* _Supplied records_
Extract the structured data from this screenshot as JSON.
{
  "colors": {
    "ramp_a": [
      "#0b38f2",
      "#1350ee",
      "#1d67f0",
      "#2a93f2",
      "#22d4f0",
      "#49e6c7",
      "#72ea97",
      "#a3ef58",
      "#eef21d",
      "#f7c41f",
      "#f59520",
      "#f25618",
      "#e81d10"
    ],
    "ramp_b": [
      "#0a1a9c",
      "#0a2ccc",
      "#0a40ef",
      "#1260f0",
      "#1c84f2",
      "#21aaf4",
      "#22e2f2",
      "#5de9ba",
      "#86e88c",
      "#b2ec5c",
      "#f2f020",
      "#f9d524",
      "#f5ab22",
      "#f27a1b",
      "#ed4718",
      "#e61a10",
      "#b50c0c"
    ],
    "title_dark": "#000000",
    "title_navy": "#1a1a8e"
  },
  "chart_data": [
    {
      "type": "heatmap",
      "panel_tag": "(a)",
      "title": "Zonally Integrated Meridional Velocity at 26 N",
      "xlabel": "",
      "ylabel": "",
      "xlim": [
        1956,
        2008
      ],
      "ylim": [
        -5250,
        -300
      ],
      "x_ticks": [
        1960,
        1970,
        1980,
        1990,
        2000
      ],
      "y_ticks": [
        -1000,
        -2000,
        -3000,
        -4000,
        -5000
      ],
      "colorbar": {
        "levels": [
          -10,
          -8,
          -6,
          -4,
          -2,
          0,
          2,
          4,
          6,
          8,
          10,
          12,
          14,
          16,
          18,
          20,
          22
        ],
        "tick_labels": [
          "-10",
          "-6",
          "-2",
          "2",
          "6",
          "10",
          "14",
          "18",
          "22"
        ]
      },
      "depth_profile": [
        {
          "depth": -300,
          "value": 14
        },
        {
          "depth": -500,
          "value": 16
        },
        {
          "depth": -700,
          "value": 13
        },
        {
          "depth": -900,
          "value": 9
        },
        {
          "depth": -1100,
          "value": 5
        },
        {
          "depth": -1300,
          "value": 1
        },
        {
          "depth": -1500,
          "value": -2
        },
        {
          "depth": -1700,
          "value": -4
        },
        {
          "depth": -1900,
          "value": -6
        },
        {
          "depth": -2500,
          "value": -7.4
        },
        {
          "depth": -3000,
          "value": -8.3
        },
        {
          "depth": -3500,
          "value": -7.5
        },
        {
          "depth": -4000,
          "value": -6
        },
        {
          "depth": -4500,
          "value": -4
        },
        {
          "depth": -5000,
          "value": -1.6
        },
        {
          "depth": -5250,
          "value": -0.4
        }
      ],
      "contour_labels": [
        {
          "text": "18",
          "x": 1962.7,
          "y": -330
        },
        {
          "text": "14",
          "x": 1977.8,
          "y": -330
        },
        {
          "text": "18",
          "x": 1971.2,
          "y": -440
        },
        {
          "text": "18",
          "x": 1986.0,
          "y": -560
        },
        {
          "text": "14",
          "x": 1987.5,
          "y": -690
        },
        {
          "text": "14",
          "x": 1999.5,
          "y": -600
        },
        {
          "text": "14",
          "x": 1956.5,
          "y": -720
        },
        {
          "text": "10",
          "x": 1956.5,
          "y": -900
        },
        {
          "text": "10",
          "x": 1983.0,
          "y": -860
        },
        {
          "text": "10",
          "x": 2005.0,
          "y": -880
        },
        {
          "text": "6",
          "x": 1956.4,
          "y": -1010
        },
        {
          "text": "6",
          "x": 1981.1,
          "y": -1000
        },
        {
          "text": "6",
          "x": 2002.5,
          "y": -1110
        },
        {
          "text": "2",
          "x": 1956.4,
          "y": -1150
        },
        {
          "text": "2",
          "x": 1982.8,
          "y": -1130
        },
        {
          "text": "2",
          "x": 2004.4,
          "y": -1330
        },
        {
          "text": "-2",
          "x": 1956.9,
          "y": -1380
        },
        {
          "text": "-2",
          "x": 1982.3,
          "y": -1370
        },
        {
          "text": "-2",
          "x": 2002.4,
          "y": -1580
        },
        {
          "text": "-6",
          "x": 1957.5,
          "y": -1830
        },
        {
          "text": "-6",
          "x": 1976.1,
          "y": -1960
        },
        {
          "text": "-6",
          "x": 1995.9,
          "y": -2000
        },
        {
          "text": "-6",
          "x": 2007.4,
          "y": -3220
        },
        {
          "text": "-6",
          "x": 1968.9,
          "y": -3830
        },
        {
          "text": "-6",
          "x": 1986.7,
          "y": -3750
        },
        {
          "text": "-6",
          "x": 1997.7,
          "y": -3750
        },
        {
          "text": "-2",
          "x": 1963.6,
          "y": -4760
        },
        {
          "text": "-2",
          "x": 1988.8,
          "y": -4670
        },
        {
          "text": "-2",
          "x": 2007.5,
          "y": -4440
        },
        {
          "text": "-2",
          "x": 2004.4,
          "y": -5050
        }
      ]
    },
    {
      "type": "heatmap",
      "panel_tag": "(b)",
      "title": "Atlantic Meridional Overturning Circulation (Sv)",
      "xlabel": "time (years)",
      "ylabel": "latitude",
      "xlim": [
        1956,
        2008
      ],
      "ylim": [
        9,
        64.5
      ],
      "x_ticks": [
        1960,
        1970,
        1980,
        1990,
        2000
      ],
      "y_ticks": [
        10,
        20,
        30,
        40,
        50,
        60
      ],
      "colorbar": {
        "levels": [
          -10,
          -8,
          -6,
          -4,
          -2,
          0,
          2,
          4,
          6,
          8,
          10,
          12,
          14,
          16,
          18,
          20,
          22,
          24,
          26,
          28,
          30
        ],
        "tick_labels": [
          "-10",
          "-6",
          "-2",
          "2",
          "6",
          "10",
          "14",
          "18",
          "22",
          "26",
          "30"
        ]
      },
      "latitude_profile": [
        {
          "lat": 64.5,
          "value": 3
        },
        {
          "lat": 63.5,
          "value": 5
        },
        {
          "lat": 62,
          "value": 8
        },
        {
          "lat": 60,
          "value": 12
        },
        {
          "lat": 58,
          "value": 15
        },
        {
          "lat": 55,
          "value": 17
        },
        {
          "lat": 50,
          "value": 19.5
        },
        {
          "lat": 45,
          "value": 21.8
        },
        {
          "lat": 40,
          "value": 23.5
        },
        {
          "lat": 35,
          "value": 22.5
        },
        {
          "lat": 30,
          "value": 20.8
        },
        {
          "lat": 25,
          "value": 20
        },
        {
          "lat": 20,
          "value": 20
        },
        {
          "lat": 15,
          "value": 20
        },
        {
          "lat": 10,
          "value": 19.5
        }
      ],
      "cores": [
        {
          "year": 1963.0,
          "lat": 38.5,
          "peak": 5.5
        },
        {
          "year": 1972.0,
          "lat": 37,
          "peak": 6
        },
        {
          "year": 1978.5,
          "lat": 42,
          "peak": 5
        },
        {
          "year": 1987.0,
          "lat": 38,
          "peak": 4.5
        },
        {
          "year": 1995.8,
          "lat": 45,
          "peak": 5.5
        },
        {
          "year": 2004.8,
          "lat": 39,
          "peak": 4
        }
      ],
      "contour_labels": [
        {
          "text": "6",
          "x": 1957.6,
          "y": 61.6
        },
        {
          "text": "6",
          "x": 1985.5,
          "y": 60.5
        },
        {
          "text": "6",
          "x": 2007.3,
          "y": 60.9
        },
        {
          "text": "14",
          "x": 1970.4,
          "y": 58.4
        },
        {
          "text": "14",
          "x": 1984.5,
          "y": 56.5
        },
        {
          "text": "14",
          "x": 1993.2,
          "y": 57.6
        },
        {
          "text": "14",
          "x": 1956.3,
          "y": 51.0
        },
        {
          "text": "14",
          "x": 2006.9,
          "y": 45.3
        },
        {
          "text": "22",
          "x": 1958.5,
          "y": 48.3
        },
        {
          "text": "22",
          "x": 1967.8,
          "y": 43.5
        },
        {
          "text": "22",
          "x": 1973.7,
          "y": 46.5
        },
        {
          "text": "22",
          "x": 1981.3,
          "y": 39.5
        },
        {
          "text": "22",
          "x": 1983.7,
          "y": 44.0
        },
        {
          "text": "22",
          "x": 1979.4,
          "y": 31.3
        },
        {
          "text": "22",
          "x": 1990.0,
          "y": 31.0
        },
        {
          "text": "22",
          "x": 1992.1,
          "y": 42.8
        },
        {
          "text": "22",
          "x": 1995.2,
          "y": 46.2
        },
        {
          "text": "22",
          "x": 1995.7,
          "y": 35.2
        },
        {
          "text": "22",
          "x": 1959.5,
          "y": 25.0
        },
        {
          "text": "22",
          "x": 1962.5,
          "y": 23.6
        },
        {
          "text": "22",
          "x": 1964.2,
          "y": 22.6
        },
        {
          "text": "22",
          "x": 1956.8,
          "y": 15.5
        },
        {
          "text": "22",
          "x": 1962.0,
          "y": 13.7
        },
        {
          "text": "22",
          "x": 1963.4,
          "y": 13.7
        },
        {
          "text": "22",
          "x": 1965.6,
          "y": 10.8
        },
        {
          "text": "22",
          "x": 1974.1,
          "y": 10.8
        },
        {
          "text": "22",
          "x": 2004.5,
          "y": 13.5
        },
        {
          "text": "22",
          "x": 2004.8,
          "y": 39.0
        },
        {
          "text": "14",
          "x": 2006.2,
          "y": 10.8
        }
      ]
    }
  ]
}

* * *

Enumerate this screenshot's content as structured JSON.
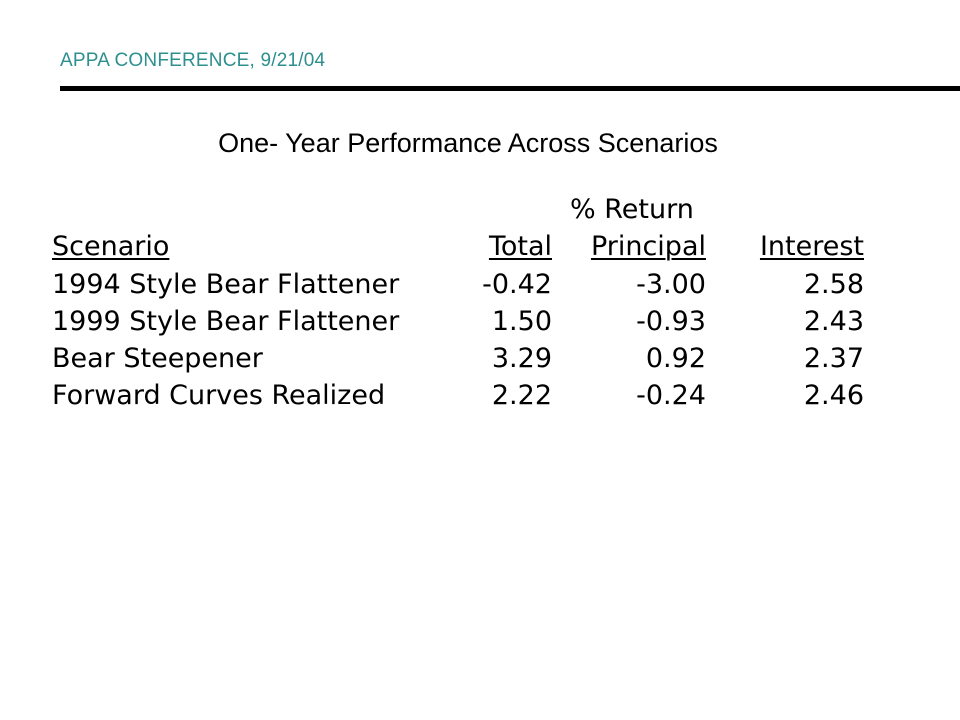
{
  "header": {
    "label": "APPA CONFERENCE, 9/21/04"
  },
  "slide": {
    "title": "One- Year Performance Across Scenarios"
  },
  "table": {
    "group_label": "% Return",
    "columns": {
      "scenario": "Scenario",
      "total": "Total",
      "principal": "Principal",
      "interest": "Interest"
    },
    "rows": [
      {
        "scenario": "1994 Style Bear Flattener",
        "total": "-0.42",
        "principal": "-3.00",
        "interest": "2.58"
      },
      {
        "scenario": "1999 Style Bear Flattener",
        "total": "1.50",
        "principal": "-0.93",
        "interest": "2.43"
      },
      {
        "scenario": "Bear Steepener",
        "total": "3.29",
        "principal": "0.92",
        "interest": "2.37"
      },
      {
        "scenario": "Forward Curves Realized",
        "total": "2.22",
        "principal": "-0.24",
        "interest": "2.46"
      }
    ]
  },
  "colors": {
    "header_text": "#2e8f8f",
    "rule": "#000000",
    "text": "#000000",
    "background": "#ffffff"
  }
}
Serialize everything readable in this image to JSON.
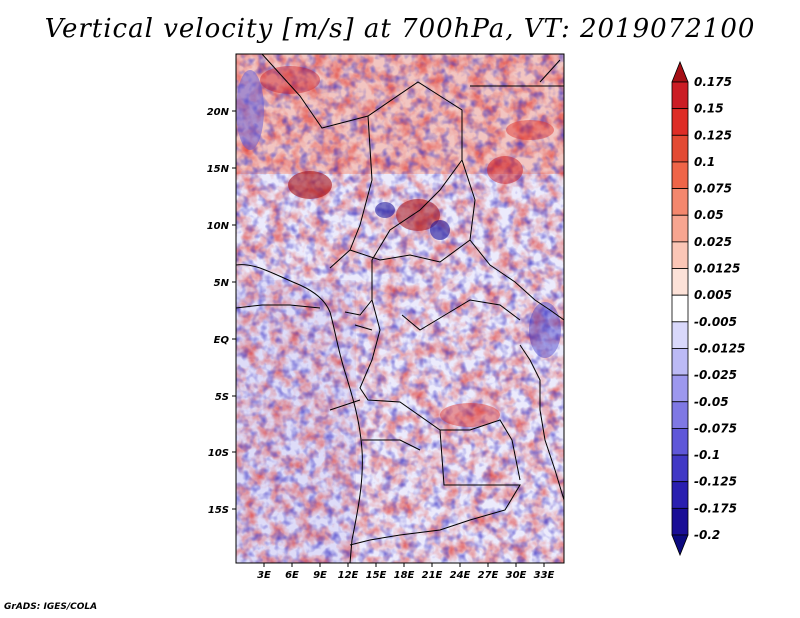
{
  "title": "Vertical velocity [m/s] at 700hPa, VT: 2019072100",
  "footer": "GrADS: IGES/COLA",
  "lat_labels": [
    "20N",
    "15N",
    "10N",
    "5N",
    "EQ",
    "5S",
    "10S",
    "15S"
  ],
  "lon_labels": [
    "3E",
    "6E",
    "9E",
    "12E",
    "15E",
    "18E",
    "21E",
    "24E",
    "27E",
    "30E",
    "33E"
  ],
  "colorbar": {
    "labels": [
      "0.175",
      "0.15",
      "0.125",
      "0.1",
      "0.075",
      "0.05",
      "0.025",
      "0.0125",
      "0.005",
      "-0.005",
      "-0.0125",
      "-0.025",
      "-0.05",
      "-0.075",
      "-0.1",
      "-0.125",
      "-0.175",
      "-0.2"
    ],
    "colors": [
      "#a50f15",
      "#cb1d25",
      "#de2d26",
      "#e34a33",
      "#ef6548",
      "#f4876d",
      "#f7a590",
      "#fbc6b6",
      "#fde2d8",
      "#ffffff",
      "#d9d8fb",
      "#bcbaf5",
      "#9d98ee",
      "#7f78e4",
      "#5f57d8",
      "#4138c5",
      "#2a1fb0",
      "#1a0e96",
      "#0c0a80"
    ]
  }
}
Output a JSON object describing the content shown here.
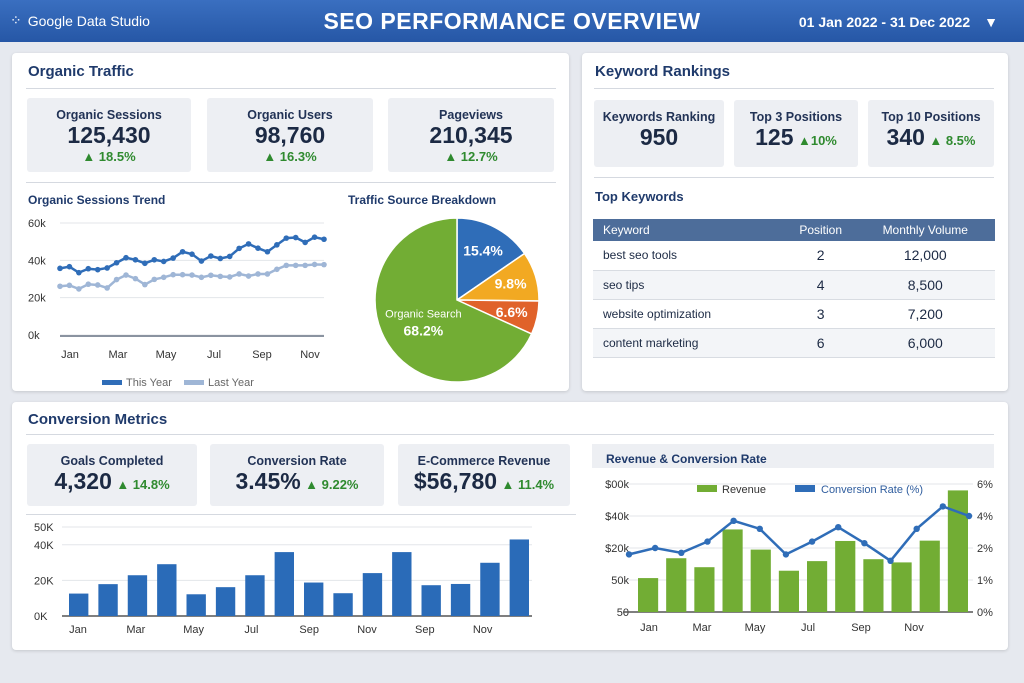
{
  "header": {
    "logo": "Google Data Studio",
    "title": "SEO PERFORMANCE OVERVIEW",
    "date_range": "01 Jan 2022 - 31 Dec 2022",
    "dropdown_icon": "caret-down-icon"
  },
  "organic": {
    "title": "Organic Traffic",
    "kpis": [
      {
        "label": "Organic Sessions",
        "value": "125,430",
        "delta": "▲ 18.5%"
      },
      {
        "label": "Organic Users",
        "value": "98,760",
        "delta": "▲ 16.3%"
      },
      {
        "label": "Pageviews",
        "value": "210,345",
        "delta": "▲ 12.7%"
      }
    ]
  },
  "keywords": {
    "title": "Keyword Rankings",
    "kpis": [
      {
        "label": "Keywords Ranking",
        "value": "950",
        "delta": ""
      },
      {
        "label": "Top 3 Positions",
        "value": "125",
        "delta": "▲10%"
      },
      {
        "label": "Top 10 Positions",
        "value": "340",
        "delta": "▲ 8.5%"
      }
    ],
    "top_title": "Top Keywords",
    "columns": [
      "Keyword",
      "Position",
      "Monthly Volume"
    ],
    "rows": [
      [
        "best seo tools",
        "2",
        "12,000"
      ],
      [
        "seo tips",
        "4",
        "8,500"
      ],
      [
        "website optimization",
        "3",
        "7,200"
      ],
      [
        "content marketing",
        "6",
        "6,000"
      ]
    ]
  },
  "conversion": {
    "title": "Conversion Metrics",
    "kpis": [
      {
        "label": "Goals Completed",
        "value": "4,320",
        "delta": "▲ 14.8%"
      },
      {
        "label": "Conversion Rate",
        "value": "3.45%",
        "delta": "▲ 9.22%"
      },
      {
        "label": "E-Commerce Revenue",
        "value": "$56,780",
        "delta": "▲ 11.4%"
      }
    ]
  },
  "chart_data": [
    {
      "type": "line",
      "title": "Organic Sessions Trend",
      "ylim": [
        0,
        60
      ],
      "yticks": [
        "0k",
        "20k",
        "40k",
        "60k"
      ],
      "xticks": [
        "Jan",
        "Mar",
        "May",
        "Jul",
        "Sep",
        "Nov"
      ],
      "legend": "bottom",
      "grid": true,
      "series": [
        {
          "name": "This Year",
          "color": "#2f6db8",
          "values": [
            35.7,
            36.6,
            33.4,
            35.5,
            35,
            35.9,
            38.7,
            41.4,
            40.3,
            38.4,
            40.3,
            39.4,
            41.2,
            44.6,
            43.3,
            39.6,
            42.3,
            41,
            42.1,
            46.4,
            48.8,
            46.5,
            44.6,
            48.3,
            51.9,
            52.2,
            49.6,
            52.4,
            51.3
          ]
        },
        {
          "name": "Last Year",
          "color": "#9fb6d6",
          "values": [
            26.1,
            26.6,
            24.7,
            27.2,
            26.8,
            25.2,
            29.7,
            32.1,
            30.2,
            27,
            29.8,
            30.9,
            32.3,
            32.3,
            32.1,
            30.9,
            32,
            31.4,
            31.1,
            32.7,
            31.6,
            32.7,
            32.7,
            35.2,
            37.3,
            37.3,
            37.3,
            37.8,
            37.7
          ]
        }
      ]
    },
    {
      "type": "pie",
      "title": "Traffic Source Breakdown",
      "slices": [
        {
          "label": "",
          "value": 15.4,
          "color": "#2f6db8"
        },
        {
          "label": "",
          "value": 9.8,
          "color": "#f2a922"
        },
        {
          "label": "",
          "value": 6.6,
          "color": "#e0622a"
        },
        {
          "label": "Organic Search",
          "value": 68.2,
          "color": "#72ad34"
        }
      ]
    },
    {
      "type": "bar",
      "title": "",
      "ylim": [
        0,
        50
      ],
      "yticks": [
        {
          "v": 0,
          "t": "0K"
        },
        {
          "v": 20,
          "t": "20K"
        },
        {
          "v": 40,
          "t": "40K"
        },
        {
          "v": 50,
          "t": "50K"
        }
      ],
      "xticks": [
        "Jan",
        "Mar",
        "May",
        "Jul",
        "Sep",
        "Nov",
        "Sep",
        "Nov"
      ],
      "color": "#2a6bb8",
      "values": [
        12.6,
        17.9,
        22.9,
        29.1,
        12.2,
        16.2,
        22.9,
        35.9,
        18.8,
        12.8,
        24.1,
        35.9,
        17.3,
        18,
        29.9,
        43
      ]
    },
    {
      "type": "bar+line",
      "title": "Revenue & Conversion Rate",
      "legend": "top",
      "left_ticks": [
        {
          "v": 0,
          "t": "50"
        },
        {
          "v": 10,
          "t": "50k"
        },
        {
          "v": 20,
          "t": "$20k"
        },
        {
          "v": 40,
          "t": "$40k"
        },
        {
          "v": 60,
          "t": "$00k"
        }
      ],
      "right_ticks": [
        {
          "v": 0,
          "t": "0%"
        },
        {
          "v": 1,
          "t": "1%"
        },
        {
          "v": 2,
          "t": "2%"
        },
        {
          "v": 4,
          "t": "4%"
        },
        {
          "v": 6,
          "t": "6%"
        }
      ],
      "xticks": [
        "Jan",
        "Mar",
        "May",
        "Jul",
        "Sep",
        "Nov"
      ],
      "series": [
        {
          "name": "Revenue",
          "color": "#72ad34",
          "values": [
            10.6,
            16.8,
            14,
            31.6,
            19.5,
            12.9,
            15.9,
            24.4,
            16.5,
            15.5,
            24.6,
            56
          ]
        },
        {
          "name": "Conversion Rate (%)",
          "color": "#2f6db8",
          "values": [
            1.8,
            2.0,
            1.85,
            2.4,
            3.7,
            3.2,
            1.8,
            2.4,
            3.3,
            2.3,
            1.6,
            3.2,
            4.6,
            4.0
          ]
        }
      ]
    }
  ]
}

* * *

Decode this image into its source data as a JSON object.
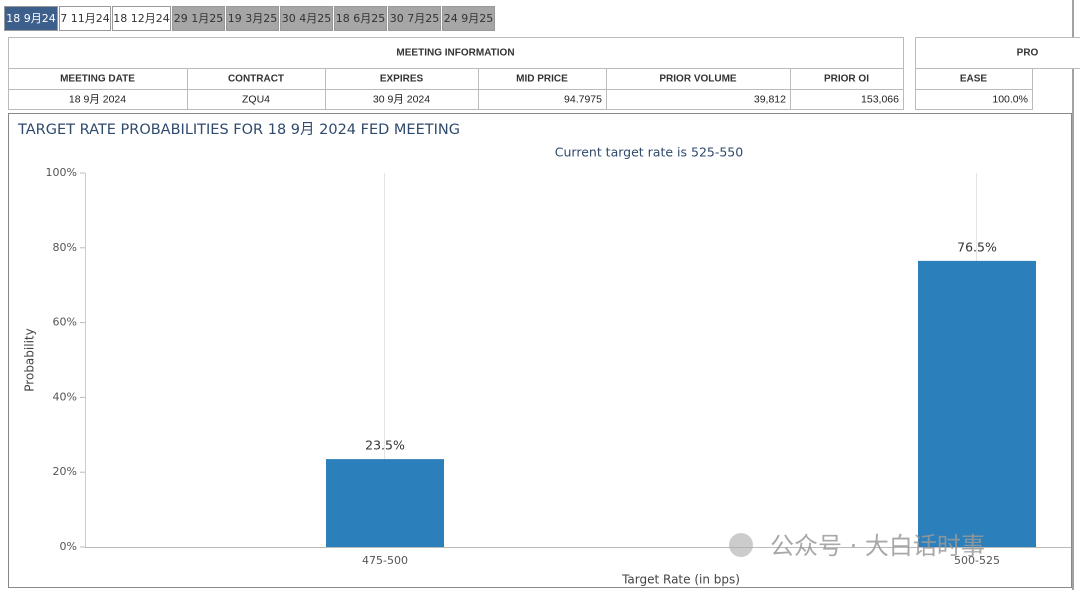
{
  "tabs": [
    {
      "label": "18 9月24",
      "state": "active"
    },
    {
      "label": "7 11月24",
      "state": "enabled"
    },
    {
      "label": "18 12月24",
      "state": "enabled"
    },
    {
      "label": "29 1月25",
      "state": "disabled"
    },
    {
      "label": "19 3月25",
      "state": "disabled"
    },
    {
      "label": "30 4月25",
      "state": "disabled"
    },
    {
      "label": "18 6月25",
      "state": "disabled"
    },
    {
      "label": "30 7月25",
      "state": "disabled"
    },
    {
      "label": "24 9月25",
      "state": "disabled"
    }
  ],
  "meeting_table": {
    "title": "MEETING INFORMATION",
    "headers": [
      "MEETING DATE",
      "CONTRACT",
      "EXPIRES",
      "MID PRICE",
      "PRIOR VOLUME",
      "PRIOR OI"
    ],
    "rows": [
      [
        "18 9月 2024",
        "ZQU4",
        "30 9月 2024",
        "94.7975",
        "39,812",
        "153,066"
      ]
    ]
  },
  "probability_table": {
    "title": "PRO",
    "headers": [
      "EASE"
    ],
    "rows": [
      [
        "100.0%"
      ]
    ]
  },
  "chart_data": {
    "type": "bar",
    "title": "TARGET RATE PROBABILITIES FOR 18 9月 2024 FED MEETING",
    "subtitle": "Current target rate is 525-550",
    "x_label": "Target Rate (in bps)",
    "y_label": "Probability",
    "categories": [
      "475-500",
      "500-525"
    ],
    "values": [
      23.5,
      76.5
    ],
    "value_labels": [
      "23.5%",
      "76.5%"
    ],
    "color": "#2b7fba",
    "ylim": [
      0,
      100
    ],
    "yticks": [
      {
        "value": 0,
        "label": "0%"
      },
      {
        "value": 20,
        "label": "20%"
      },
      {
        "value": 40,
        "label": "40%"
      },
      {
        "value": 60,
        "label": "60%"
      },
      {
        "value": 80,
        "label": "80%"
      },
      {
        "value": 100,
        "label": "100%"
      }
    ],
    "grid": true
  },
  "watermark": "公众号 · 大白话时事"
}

* _Set problem_
Go through the preceding material and copy each line that has the word "Style".

* _Written response_
        "scenario": "1994 Style Bear Flattener",
        "scenario": "1999 Style Bear Flattener",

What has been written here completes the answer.